#### EXERCISE DIRECTIONS
Each entry that follows is to be retyped exactly. Pictures do not belong in the copy.

#### PROVIDED RECORDS

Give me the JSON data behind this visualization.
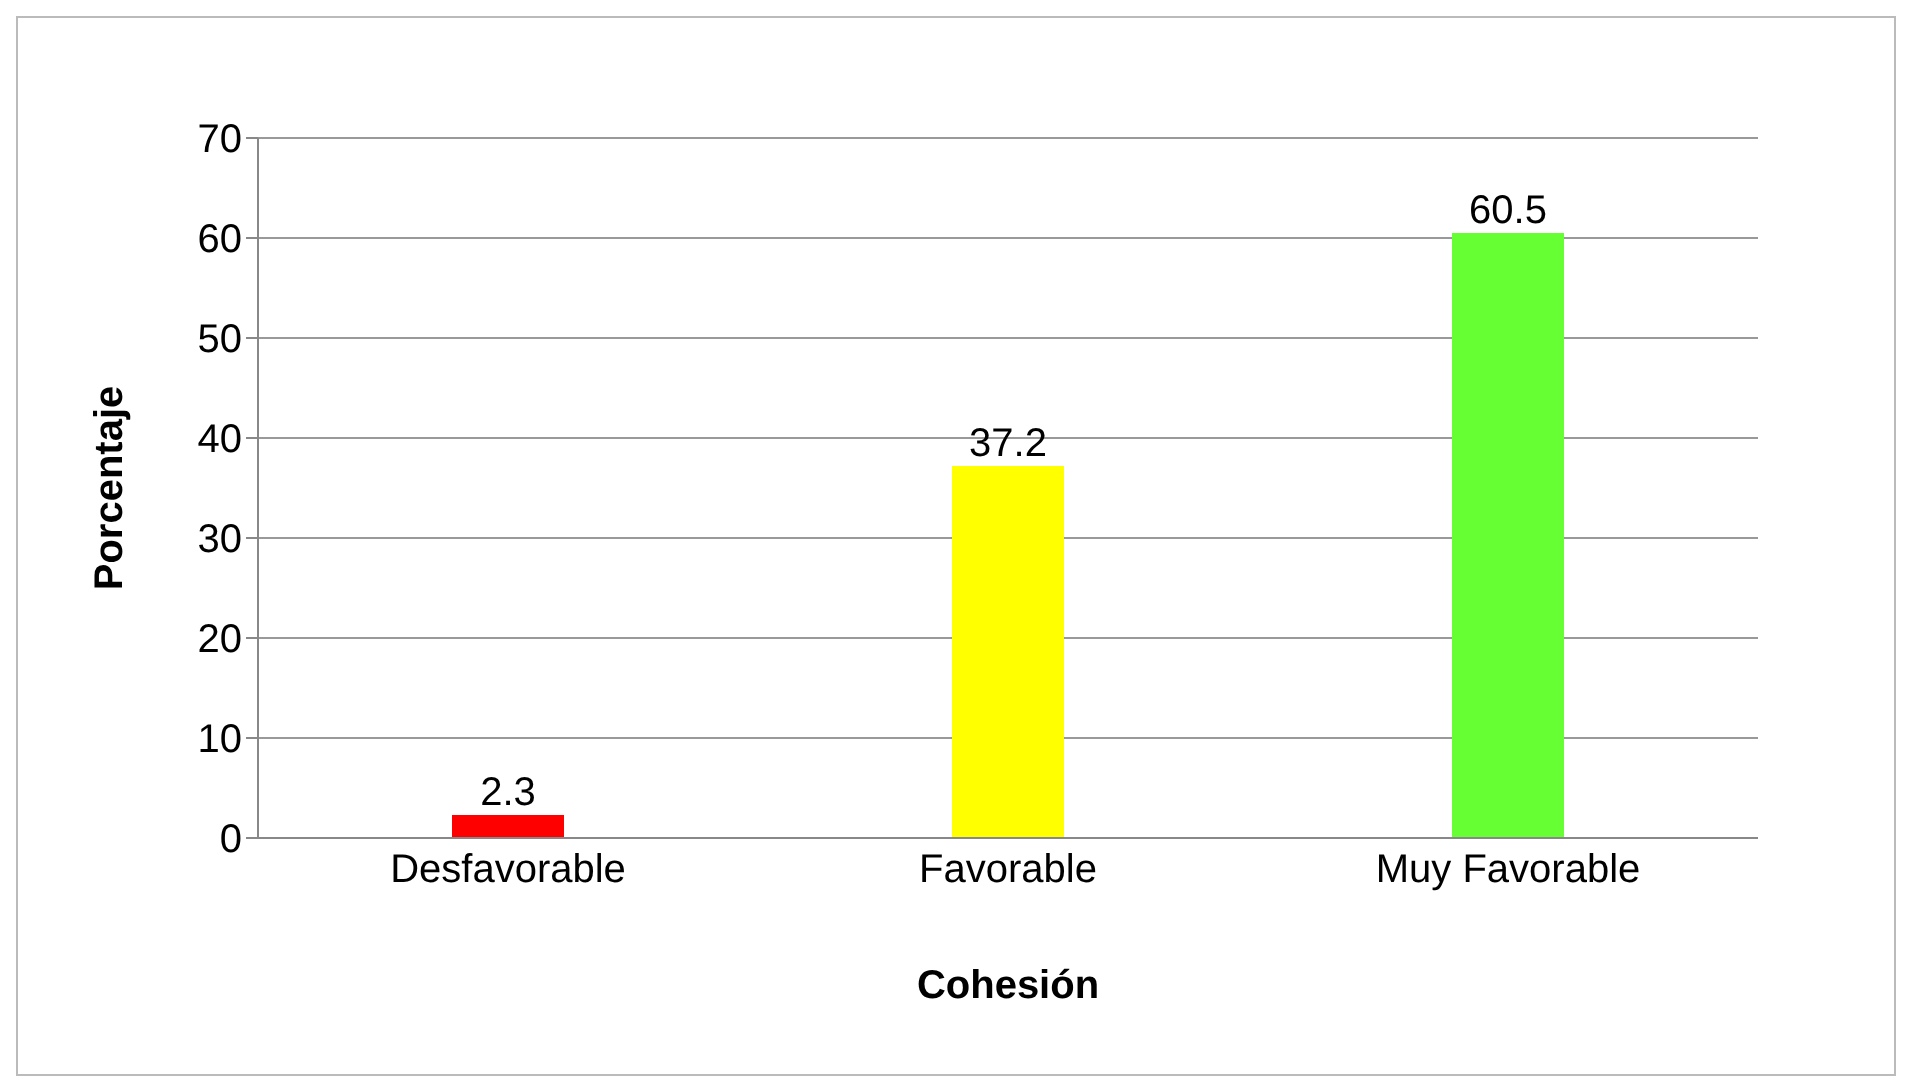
{
  "chart_data": {
    "type": "bar",
    "xlabel": "Cohesión",
    "ylabel": "Porcentaje",
    "categories": [
      "Desfavorable",
      "Favorable",
      "Muy Favorable"
    ],
    "values": [
      2.3,
      37.2,
      60.5
    ],
    "colors": [
      "#ff0000",
      "#ffff00",
      "#66ff33"
    ],
    "ylim": [
      0,
      70
    ],
    "yticks": [
      0,
      10,
      20,
      30,
      40,
      50,
      60,
      70
    ],
    "grid": "y",
    "data_labels": true
  }
}
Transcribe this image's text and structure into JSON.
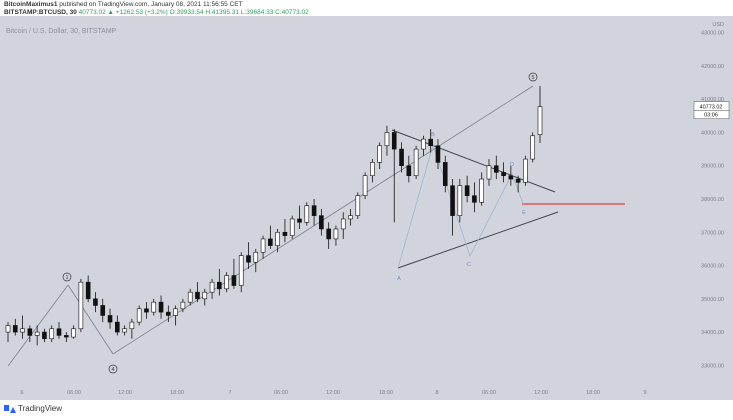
{
  "header": {
    "author": "BitcoinMaximus1",
    "published": "published on TradingView.com, January 08, 2021 11:56:55 CET",
    "symbol": "BITSTAMP:BTCUSD, 30",
    "ohlc": "40773.02 ▲ +1262.53 (+3.2%) O:39933.54 H:41395.31 L:39684.33 C:40773.02"
  },
  "chart_data": {
    "type": "candlestick",
    "watermark": "Bitcoin / U.S. Dollar, 30, BITSTAMP",
    "y_axis": {
      "currency": "USD",
      "range": [
        32500,
        43500
      ],
      "ticks": [
        33000,
        34000,
        35000,
        36000,
        37000,
        38000,
        39000,
        40000,
        41000,
        42000,
        43000
      ],
      "tick_labels": [
        "33000.00",
        "34000.00",
        "35000.00",
        "36000.00",
        "37000.00",
        "38000.00",
        "39000.00",
        "40000.00",
        "41000.00",
        "42000.00",
        "43000.00"
      ]
    },
    "x_axis": {
      "tick_labels": [
        "6",
        "06:00",
        "12:00",
        "18:00",
        "7",
        "06:00",
        "12:00",
        "18:00",
        "8",
        "06:00",
        "12:00",
        "18:00",
        "9"
      ]
    },
    "last_price": {
      "label": "40773.02",
      "countdown": "03:06",
      "value": 40773.02
    },
    "candles": [
      [
        34000,
        34300,
        33700,
        34200
      ],
      [
        34200,
        34400,
        33900,
        34000
      ],
      [
        34000,
        34500,
        33800,
        34100
      ],
      [
        34100,
        34200,
        33700,
        33900
      ],
      [
        33900,
        34200,
        33600,
        34000
      ],
      [
        34000,
        34100,
        33700,
        33800
      ],
      [
        33800,
        34200,
        33700,
        34100
      ],
      [
        34100,
        34300,
        33800,
        33900
      ],
      [
        33900,
        34000,
        33700,
        33850
      ],
      [
        33850,
        34200,
        33800,
        34100
      ],
      [
        34100,
        35600,
        34000,
        35500
      ],
      [
        35500,
        35700,
        34900,
        35000
      ],
      [
        35000,
        35200,
        34600,
        34800
      ],
      [
        34800,
        35000,
        34300,
        34500
      ],
      [
        34500,
        34700,
        34100,
        34300
      ],
      [
        34300,
        34500,
        33900,
        34000
      ],
      [
        34000,
        34200,
        33900,
        34100
      ],
      [
        34100,
        34400,
        33800,
        34300
      ],
      [
        34300,
        34800,
        34200,
        34700
      ],
      [
        34700,
        34900,
        34400,
        34600
      ],
      [
        34600,
        35000,
        34500,
        34900
      ],
      [
        34900,
        35100,
        34400,
        34600
      ],
      [
        34600,
        34800,
        34300,
        34500
      ],
      [
        34500,
        34800,
        34200,
        34700
      ],
      [
        34700,
        35000,
        34600,
        34900
      ],
      [
        34900,
        35300,
        34800,
        35200
      ],
      [
        35200,
        35500,
        34900,
        35000
      ],
      [
        35000,
        35300,
        34800,
        35200
      ],
      [
        35200,
        35600,
        35000,
        35500
      ],
      [
        35500,
        35900,
        35100,
        35300
      ],
      [
        35300,
        35800,
        35200,
        35700
      ],
      [
        35700,
        36200,
        35300,
        35400
      ],
      [
        35400,
        36400,
        35200,
        36300
      ],
      [
        36300,
        36700,
        35900,
        36100
      ],
      [
        36100,
        36500,
        35800,
        36400
      ],
      [
        36400,
        36900,
        36200,
        36800
      ],
      [
        36800,
        37200,
        36500,
        36600
      ],
      [
        36600,
        37100,
        36400,
        37000
      ],
      [
        37000,
        37400,
        36700,
        36900
      ],
      [
        36900,
        37500,
        36800,
        37400
      ],
      [
        37400,
        37800,
        37100,
        37300
      ],
      [
        37300,
        37900,
        37200,
        37800
      ],
      [
        37800,
        38000,
        37200,
        37500
      ],
      [
        37500,
        37700,
        36900,
        37100
      ],
      [
        37100,
        37300,
        36500,
        36800
      ],
      [
        36800,
        37200,
        36600,
        37100
      ],
      [
        37100,
        37600,
        36800,
        37400
      ],
      [
        37400,
        37700,
        37200,
        37500
      ],
      [
        37500,
        38200,
        37400,
        38100
      ],
      [
        38100,
        38800,
        38000,
        38700
      ],
      [
        38700,
        39200,
        38500,
        39100
      ],
      [
        39100,
        39700,
        38900,
        39600
      ],
      [
        39600,
        40200,
        39300,
        40000
      ],
      [
        40000,
        40100,
        37300,
        39500
      ],
      [
        39500,
        39700,
        38800,
        39000
      ],
      [
        39000,
        39300,
        38500,
        38700
      ],
      [
        38700,
        39600,
        38600,
        39500
      ],
      [
        39500,
        39900,
        39300,
        39800
      ],
      [
        39800,
        40100,
        39400,
        39600
      ],
      [
        39600,
        39800,
        38900,
        39100
      ],
      [
        39100,
        39300,
        38200,
        38400
      ],
      [
        38400,
        38600,
        36900,
        37500
      ],
      [
        37500,
        38600,
        37300,
        38400
      ],
      [
        38400,
        38700,
        37900,
        38100
      ],
      [
        38100,
        38500,
        37600,
        37900
      ],
      [
        37900,
        38800,
        37800,
        38600
      ],
      [
        38600,
        39200,
        38400,
        39000
      ],
      [
        39000,
        39300,
        38600,
        38800
      ],
      [
        38800,
        39100,
        38500,
        38700
      ],
      [
        38700,
        39000,
        38400,
        38600
      ],
      [
        38600,
        38700,
        38200,
        38500
      ],
      [
        38500,
        39300,
        38400,
        39200
      ],
      [
        39200,
        40000,
        39100,
        39900
      ],
      [
        39933.54,
        41395.31,
        39684.33,
        40773.02
      ]
    ],
    "annotations": {
      "wave_labels": [
        "1",
        "4",
        "5"
      ],
      "triangle_labels": [
        "A",
        "B",
        "C",
        "D",
        "E"
      ]
    }
  },
  "colors": {
    "background": "#d1d4dc",
    "candle": "#111111",
    "trendline": "#7a7f8c",
    "triangle": "#3f4350",
    "horizontal_line": "#e0191b",
    "wave_path": "#9fb4cf",
    "label_blue": "#6a8bd0"
  },
  "footer": {
    "brand": "TradingView"
  }
}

#### RESPONSE BELOW
Give me the JSON data behind this visualization.
{
  "chart_data": {
    "type": "bar",
    "xlabel": "Cohesión",
    "ylabel": "Porcentaje",
    "categories": [
      "Desfavorable",
      "Favorable",
      "Muy Favorable"
    ],
    "values": [
      2.3,
      37.2,
      60.5
    ],
    "colors": [
      "#ff0000",
      "#ffff00",
      "#66ff33"
    ],
    "ylim": [
      0,
      70
    ],
    "yticks": [
      0,
      10,
      20,
      30,
      40,
      50,
      60,
      70
    ],
    "grid": "y",
    "data_labels": true
  }
}
Transcribe this image's text and structure into JSON.
{
  "header": {
    "author": "BitcoinMaximus1",
    "published": "published on TradingView.com, January 08, 2021 11:56:55 CET",
    "symbol": "BITSTAMP:BTCUSD, 30",
    "ohlc": "40773.02 ▲ +1262.53 (+3.2%) O:39933.54 H:41395.31 L:39684.33 C:40773.02"
  },
  "chart_data": {
    "type": "candlestick",
    "watermark": "Bitcoin / U.S. Dollar, 30, BITSTAMP",
    "y_axis": {
      "currency": "USD",
      "range": [
        32500,
        43500
      ],
      "ticks": [
        33000,
        34000,
        35000,
        36000,
        37000,
        38000,
        39000,
        40000,
        41000,
        42000,
        43000
      ],
      "tick_labels": [
        "33000.00",
        "34000.00",
        "35000.00",
        "36000.00",
        "37000.00",
        "38000.00",
        "39000.00",
        "40000.00",
        "41000.00",
        "42000.00",
        "43000.00"
      ]
    },
    "x_axis": {
      "tick_labels": [
        "6",
        "06:00",
        "12:00",
        "18:00",
        "7",
        "06:00",
        "12:00",
        "18:00",
        "8",
        "06:00",
        "12:00",
        "18:00",
        "9"
      ]
    },
    "last_price": {
      "label": "40773.02",
      "countdown": "03:06",
      "value": 40773.02
    },
    "candles": [
      [
        34000,
        34300,
        33700,
        34200
      ],
      [
        34200,
        34400,
        33900,
        34000
      ],
      [
        34000,
        34500,
        33800,
        34100
      ],
      [
        34100,
        34200,
        33700,
        33900
      ],
      [
        33900,
        34200,
        33600,
        34000
      ],
      [
        34000,
        34100,
        33700,
        33800
      ],
      [
        33800,
        34200,
        33700,
        34100
      ],
      [
        34100,
        34300,
        33800,
        33900
      ],
      [
        33900,
        34000,
        33700,
        33850
      ],
      [
        33850,
        34200,
        33800,
        34100
      ],
      [
        34100,
        35600,
        34000,
        35500
      ],
      [
        35500,
        35700,
        34900,
        35000
      ],
      [
        35000,
        35200,
        34600,
        34800
      ],
      [
        34800,
        35000,
        34300,
        34500
      ],
      [
        34500,
        34700,
        34100,
        34300
      ],
      [
        34300,
        34500,
        33900,
        34000
      ],
      [
        34000,
        34200,
        33900,
        34100
      ],
      [
        34100,
        34400,
        33800,
        34300
      ],
      [
        34300,
        34800,
        34200,
        34700
      ],
      [
        34700,
        34900,
        34400,
        34600
      ],
      [
        34600,
        35000,
        34500,
        34900
      ],
      [
        34900,
        35100,
        34400,
        34600
      ],
      [
        34600,
        34800,
        34300,
        34500
      ],
      [
        34500,
        34800,
        34200,
        34700
      ],
      [
        34700,
        35000,
        34600,
        34900
      ],
      [
        34900,
        35300,
        34800,
        35200
      ],
      [
        35200,
        35500,
        34900,
        35000
      ],
      [
        35000,
        35300,
        34800,
        35200
      ],
      [
        35200,
        35600,
        35000,
        35500
      ],
      [
        35500,
        35900,
        35100,
        35300
      ],
      [
        35300,
        35800,
        35200,
        35700
      ],
      [
        35700,
        36200,
        35300,
        35400
      ],
      [
        35400,
        36400,
        35200,
        36300
      ],
      [
        36300,
        36700,
        35900,
        36100
      ],
      [
        36100,
        36500,
        35800,
        36400
      ],
      [
        36400,
        36900,
        36200,
        36800
      ],
      [
        36800,
        37200,
        36500,
        36600
      ],
      [
        36600,
        37100,
        36400,
        37000
      ],
      [
        37000,
        37400,
        36700,
        36900
      ],
      [
        36900,
        37500,
        36800,
        37400
      ],
      [
        37400,
        37800,
        37100,
        37300
      ],
      [
        37300,
        37900,
        37200,
        37800
      ],
      [
        37800,
        38000,
        37200,
        37500
      ],
      [
        37500,
        37700,
        36900,
        37100
      ],
      [
        37100,
        37300,
        36500,
        36800
      ],
      [
        36800,
        37200,
        36600,
        37100
      ],
      [
        37100,
        37600,
        36800,
        37400
      ],
      [
        37400,
        37700,
        37200,
        37500
      ],
      [
        37500,
        38200,
        37400,
        38100
      ],
      [
        38100,
        38800,
        38000,
        38700
      ],
      [
        38700,
        39200,
        38500,
        39100
      ],
      [
        39100,
        39700,
        38900,
        39600
      ],
      [
        39600,
        40200,
        39300,
        40000
      ],
      [
        40000,
        40100,
        37300,
        39500
      ],
      [
        39500,
        39700,
        38800,
        39000
      ],
      [
        39000,
        39300,
        38500,
        38700
      ],
      [
        38700,
        39600,
        38600,
        39500
      ],
      [
        39500,
        39900,
        39300,
        39800
      ],
      [
        39800,
        40100,
        39400,
        39600
      ],
      [
        39600,
        39800,
        38900,
        39100
      ],
      [
        39100,
        39300,
        38200,
        38400
      ],
      [
        38400,
        38600,
        36900,
        37500
      ],
      [
        37500,
        38600,
        37300,
        38400
      ],
      [
        38400,
        38700,
        37900,
        38100
      ],
      [
        38100,
        38500,
        37600,
        37900
      ],
      [
        37900,
        38800,
        37800,
        38600
      ],
      [
        38600,
        39200,
        38400,
        39000
      ],
      [
        39000,
        39300,
        38600,
        38800
      ],
      [
        38800,
        39100,
        38500,
        38700
      ],
      [
        38700,
        39000,
        38400,
        38600
      ],
      [
        38600,
        38700,
        38200,
        38500
      ],
      [
        38500,
        39300,
        38400,
        39200
      ],
      [
        39200,
        40000,
        39100,
        39900
      ],
      [
        39933.54,
        41395.31,
        39684.33,
        40773.02
      ]
    ],
    "annotations": {
      "wave_labels": [
        "1",
        "4",
        "5"
      ],
      "triangle_labels": [
        "A",
        "B",
        "C",
        "D",
        "E"
      ]
    }
  },
  "colors": {
    "background": "#d1d4dc",
    "candle": "#111111",
    "trendline": "#7a7f8c",
    "triangle": "#3f4350",
    "horizontal_line": "#e0191b",
    "wave_path": "#9fb4cf",
    "label_blue": "#6a8bd0"
  },
  "footer": {
    "brand": "TradingView"
  }
}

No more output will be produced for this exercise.